» Extracted data entries

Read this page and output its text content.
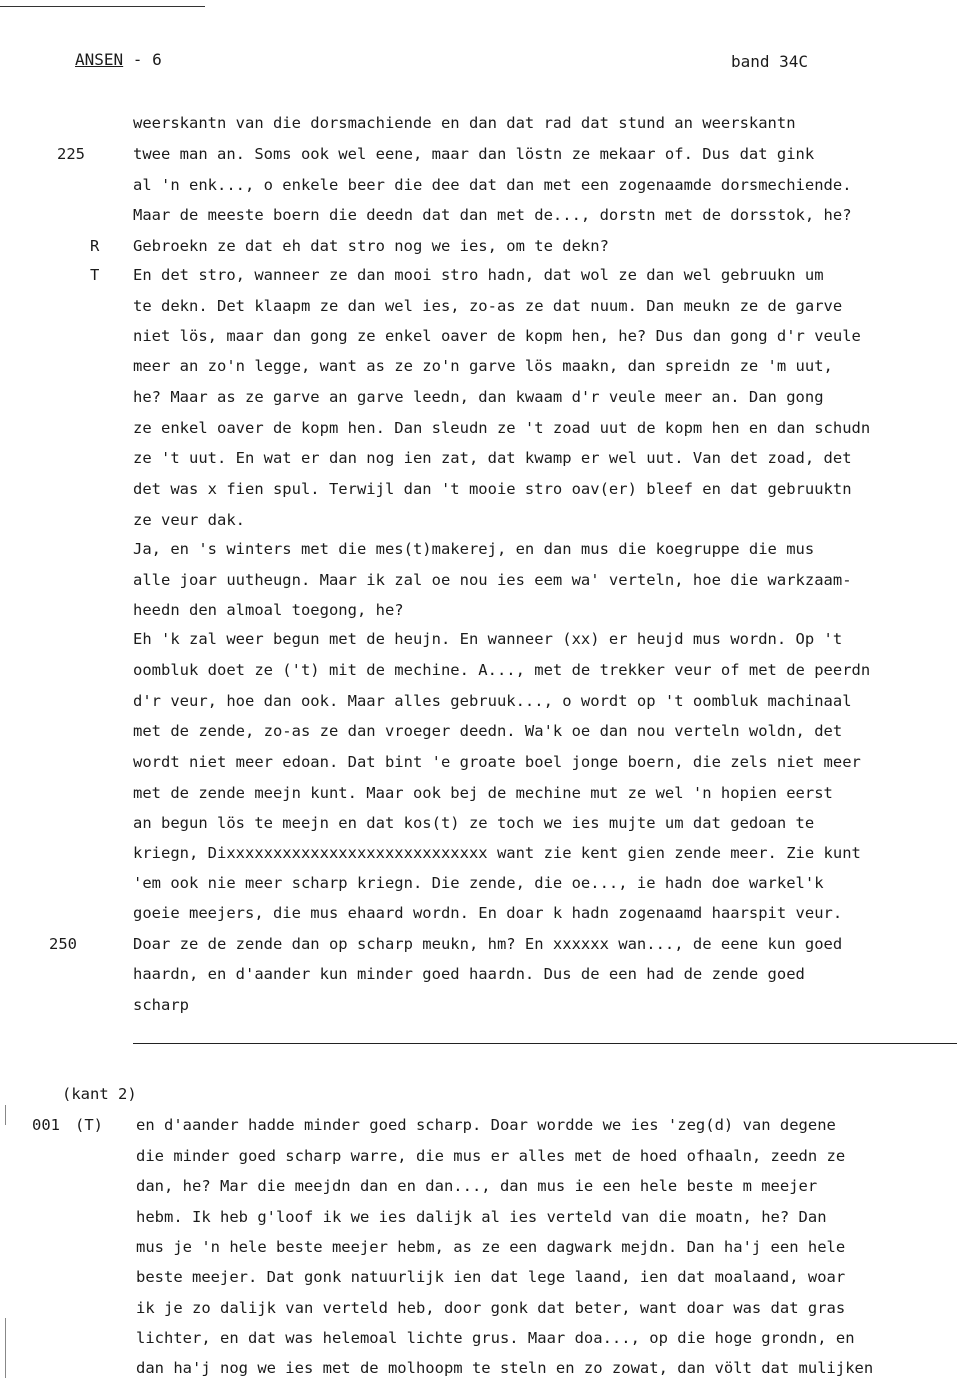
ANSEN - 6	band 34C
225
R
T
250
weerskantn van die dorsmachiende en dan dat rad dat stund an weerskantn
twee man an. Soms ook wel eene, maar dan löstn ze mekaar of. Dus dat gink
al 'n enk..., o enkele beer die dee dat dan met een zogenaamde dorsmechiende.
Maar de meeste boern die deedn dat dan met de..., dorstn met de dorsstok, he?
Gebroekn ze dat eh dat stro nog we ies, om te dekn?
En det stro, wanneer ze dan mooi stro hadn, dat wol ze dan wel gebruukn um
te dekn. Det klaapm ze dan wel ies, zo-as ze dat nuum. Dan meukn ze de garve
niet lös, maar dan gong ze enkel oaver de kopm hen, he? Dus dan gong d'r veule
meer an zo'n legge, want as ze zo'n garve lös maakn, dan spreidn ze 'm uut,
he? Maar as ze garve an garve leedn, dan kwaam d'r veule meer an. Dan gong
ze enkel oaver de kopm hen. Dan sleudn ze 't zoad uut de kopm hen en dan schudn
ze 't uut. En wat er dan nog ien zat, dat kwamp er wel uut. Van det zoad, det
det was x fien spul. Terwijl dan 't mooie stro oav(er) bleef en dat gebruuktn
ze veur dak.
Ja, en 's winters met die mes(t)makerej, en dan mus die koegruppe die mus
alle joar uutheugn. Maar ik zal oe nou ies eem wa' verteln, hoe die warkzaam-
heedn den almoal toegong, he?
Eh 'k zal weer begun met de heujn. En wanneer (xx) er heujd mus wordn. Op 't
oombluk doet ze ('t) mit de mechine. A..., met de trekker veur of met de peerdn
d'r veur, hoe dan ook. Maar alles gebruuk..., o wordt op 't oombluk machinaal
met de zende, zo-as ze dan vroeger deedn. Wa'k oe dan nou verteln woldn, det
wordt niet meer edoan. Dat bint 'e groate boel jonge boern, die zels niet meer
met de zende meejn kunt. Maar ook bej de mechine mut ze wel 'n hopien eerst
an begun lös te meejn en dat kos(t) ze toch we ies mujte um dat gedoan te
kriegn, Dixxxxxxxxxxxxxxxxxxxxxxxxxxxx want zie kent gien zende meer. Zie kunt
'em ook nie meer scharp kriegn. Die zende, die oe..., ie hadn doe warkel'k
goeie meejers, die mus ehaard wordn. En doar k hadn zogenaamd haarspit veur.
Doar ze de zende dan op scharp meukn, hm? En xxxxxx wan..., de eene kun goed
haardn, en d'aander kun minder goed haardn. Dus de een had de zende goed
scharp
(kant 2)
001 (T) en d'aander hadde minder goed scharp. Doar wordde we ies 'zeg(d) van degene
die minder goed scharp warre, die mus er alles met de hoed ofhaaln, zeedn ze
dan, he? Mar die meejdn dan en dan..., dan mus ie een hele beste m meejer
hebm. Ik heb g'loof ik we ies dalijk al ies verteld van die moatn, he? Dan
mus je 'n hele beste meejer hebm, as ze een dagwark mejdn. Dan ha'j een hele
beste meejer. Dat gonk natuurlijk ien dat lege laand, ien dat moalaand, woar
ik je zo dalijk van verteld heb, door gonk dat beter, want doar was dat gras
lichter, en dat was helemoal lichte grus. Maar doa..., op die hoge grondn, en
dan ha'j nog we ies met de molhoopm te steln en zo zowat, dan völt dat mulijken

» WORK TO BE COMPLETED
All of the records need repeating exactly, except for the pictures.

» TASK SOLUTION
Read this page and output its text content.
ANSEN - 6	band 34C
225
R
T
250
weerskantn van die dorsmachiende en dan dat rad dat stund an weerskantn
twee man an. Soms ook wel eene, maar dan löstn ze mekaar of. Dus dat gink
al 'n enk..., o enkele beer die dee dat dan met een zogenaamde dorsmechiende.
Maar de meeste boern die deedn dat dan met de..., dorstn met de dorsstok, he?
Gebroekn ze dat eh dat stro nog we ies, om te dekn?
En det stro, wanneer ze dan mooi stro hadn, dat wol ze dan wel gebruukn um
te dekn. Det klaapm ze dan wel ies, zo-as ze dat nuum. Dan meukn ze de garve
niet lös, maar dan gong ze enkel oaver de kopm hen, he? Dus dan gong d'r veule
meer an zo'n legge, want as ze zo'n garve lös maakn, dan spreidn ze 'm uut,
he? Maar as ze garve an garve leedn, dan kwaam d'r veule meer an. Dan gong
ze enkel oaver de kopm hen. Dan sleudn ze 't zoad uut de kopm hen en dan schudn
ze 't uut. En wat er dan nog ien zat, dat kwamp er wel uut. Van det zoad, det
det was x fien spul. Terwijl dan 't mooie stro oav(er) bleef en dat gebruuktn
ze veur dak.
Ja, en 's winters met die mes(t)makerej, en dan mus die koegruppe die mus
alle joar uutheugn. Maar ik zal oe nou ies eem wa' verteln, hoe die warkzaam-
heedn den almoal toegong, he?
Eh 'k zal weer begun met de heujn. En wanneer (xx) er heujd mus wordn. Op 't
oombluk doet ze ('t) mit de mechine. A..., met de trekker veur of met de peerdn
d'r veur, hoe dan ook. Maar alles gebruuk..., o wordt op 't oombluk machinaal
met de zende, zo-as ze dan vroeger deedn. Wa'k oe dan nou verteln woldn, det
wordt niet meer edoan. Dat bint 'e groate boel jonge boern, die zels niet meer
met de zende meejn kunt. Maar ook bej de mechine mut ze wel 'n hopien eerst
an begun lös te meejn en dat kos(t) ze toch we ies mujte um dat gedoan te
kriegn, Dixxxxxxxxxxxxxxxxxxxxxxxxxxxx want zie kent gien zende meer. Zie kunt
'em ook nie meer scharp kriegn. Die zende, die oe..., ie hadn doe warkel'k
goeie meejers, die mus ehaard wordn. En doar k hadn zogenaamd haarspit veur.
Doar ze de zende dan op scharp meukn, hm? En xxxxxx wan..., de eene kun goed
haardn, en d'aander kun minder goed haardn. Dus de een had de zende goed
scharp
(kant 2)
001 (T) en d'aander hadde minder goed scharp. Doar wordde we ies 'zeg(d) van degene
die minder goed scharp warre, die mus er alles met de hoed ofhaaln, zeedn ze
dan, he? Mar die meejdn dan en dan..., dan mus ie een hele beste m meejer
hebm. Ik heb g'loof ik we ies dalijk al ies verteld van die moatn, he? Dan
mus je 'n hele beste meejer hebm, as ze een dagwark mejdn. Dan ha'j een hele
beste meejer. Dat gonk natuurlijk ien dat lege laand, ien dat moalaand, woar
ik je zo dalijk van verteld heb, door gonk dat beter, want doar was dat gras
lichter, en dat was helemoal lichte grus. Maar doa..., op die hoge grondn, en
dan ha'j nog we ies met de molhoopm te steln en zo zowat, dan völt dat mulijken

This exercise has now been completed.